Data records
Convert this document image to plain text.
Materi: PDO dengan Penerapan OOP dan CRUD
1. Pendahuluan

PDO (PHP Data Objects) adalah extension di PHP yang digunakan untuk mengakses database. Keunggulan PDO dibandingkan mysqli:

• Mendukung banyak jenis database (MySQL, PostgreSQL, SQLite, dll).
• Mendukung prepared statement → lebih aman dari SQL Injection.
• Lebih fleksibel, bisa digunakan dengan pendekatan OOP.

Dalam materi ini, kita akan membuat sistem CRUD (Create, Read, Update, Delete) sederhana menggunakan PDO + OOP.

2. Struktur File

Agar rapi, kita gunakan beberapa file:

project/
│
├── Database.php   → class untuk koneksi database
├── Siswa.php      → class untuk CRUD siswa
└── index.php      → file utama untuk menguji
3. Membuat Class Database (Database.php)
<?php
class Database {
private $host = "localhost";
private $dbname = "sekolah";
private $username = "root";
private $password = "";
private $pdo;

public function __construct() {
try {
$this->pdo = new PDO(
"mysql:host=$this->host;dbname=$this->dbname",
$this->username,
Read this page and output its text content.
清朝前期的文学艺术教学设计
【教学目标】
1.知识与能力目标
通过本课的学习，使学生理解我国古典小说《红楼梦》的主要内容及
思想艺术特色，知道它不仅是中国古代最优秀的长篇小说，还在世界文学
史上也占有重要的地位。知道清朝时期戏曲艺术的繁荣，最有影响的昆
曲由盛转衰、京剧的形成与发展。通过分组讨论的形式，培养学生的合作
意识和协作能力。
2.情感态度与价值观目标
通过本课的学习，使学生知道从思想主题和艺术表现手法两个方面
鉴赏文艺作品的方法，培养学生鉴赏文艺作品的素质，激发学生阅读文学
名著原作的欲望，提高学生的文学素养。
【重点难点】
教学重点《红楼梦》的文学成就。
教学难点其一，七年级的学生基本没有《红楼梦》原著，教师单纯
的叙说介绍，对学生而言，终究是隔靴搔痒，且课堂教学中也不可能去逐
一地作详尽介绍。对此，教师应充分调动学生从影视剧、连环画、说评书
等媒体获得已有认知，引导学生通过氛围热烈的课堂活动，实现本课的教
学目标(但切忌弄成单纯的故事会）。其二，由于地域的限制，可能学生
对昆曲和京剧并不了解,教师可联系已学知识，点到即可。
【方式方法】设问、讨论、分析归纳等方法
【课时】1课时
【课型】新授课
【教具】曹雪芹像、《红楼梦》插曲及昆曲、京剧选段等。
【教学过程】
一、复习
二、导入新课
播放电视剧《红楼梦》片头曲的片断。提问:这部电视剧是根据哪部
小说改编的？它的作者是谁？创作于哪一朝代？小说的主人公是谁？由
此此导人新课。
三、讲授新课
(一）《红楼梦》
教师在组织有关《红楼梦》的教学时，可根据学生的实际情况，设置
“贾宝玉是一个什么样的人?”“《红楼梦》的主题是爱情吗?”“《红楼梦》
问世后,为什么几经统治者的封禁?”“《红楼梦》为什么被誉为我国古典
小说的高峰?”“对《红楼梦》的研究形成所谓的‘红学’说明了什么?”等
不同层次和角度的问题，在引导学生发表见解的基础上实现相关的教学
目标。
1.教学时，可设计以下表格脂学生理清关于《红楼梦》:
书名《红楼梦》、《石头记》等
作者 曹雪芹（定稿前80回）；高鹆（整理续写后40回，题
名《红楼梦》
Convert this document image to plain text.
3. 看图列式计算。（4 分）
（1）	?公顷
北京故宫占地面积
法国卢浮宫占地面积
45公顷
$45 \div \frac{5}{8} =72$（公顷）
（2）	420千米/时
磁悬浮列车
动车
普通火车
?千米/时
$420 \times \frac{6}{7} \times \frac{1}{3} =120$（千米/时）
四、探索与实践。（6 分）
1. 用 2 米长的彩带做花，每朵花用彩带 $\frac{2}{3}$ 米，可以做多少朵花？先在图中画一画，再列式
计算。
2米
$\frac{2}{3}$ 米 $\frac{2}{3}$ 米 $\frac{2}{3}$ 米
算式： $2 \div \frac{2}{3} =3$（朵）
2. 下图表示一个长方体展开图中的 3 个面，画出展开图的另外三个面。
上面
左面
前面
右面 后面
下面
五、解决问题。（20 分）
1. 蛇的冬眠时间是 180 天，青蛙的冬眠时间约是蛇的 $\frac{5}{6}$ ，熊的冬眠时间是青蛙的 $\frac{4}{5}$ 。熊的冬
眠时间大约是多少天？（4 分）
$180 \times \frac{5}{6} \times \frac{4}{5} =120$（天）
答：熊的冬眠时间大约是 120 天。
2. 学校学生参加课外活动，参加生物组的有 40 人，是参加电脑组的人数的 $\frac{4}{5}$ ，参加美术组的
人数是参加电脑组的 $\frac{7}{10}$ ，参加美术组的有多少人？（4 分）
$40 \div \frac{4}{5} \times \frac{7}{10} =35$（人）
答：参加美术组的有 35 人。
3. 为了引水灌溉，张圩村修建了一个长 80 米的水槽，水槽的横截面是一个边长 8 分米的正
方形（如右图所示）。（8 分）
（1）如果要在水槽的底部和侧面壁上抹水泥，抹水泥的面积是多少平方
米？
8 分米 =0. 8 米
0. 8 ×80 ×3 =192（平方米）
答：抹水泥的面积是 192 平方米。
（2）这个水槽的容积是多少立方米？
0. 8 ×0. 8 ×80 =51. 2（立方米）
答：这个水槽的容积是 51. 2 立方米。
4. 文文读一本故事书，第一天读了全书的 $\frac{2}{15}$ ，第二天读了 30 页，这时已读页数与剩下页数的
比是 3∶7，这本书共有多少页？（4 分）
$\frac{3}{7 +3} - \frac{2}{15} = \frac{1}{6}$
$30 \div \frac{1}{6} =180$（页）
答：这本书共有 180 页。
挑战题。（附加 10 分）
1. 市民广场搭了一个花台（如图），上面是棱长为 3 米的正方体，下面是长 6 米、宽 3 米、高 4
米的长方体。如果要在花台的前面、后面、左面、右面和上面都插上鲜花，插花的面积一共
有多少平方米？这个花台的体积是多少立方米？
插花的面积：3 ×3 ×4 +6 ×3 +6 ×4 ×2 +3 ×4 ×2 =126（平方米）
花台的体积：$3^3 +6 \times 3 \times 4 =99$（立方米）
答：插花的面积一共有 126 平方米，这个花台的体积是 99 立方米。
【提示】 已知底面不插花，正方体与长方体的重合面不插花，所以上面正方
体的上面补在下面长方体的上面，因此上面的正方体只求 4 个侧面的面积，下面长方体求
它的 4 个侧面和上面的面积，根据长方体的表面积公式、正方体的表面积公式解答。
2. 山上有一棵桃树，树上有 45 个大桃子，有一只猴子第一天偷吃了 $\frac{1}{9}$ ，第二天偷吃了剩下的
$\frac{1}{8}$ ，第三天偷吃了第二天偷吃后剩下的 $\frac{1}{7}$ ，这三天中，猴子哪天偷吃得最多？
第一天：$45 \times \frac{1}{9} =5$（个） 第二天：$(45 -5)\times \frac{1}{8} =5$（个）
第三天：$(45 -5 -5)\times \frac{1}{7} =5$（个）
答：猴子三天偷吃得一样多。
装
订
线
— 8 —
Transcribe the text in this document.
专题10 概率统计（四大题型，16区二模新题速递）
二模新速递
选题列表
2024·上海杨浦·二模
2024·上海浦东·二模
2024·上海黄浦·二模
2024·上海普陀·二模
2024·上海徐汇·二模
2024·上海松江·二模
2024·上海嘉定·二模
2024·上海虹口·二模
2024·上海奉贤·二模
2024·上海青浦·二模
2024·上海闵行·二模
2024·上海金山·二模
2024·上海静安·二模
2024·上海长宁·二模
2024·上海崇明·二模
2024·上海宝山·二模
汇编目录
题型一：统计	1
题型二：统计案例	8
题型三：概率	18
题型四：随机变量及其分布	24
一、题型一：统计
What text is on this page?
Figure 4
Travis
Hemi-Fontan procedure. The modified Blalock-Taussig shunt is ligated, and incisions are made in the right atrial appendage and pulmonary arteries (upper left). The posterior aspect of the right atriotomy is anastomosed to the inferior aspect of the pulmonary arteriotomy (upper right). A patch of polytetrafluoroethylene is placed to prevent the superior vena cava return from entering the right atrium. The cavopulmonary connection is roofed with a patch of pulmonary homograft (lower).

• **SET TASK**
Quote only the lines from the one containing "Transcribe the text in this document." through the final line of the records, with both ends included.

• **WRITTEN ANSWER**
Transcribe the text in this document.
专题10 概率统计（四大题型，16区二模新题速递）
二模新速递
选题列表
2024·上海杨浦·二模
2024·上海浦东·二模
2024·上海黄浦·二模
2024·上海普陀·二模
2024·上海徐汇·二模
2024·上海松江·二模
2024·上海嘉定·二模
2024·上海虹口·二模
2024·上海奉贤·二模
2024·上海青浦·二模
2024·上海闵行·二模
2024·上海金山·二模
2024·上海静安·二模
2024·上海长宁·二模
2024·上海崇明·二模
2024·上海宝山·二模
汇编目录
题型一：统计	1
题型二：统计案例	8
题型三：概率	18
题型四：随机变量及其分布	24
一、题型一：统计
What text is on this page?
Figure 4
Travis
Hemi-Fontan procedure. The modified Blalock-Taussig shunt is ligated, and incisions are made in the right atrial appendage and pulmonary arteries (upper left). The posterior aspect of the right atriotomy is anastomosed to the inferior aspect of the pulmonary arteriotomy (upper right). A patch of polytetrafluoroethylene is placed to prevent the superior vena cava return from entering the right atrium. The cavopulmonary connection is roofed with a patch of pulmonary homograft (lower).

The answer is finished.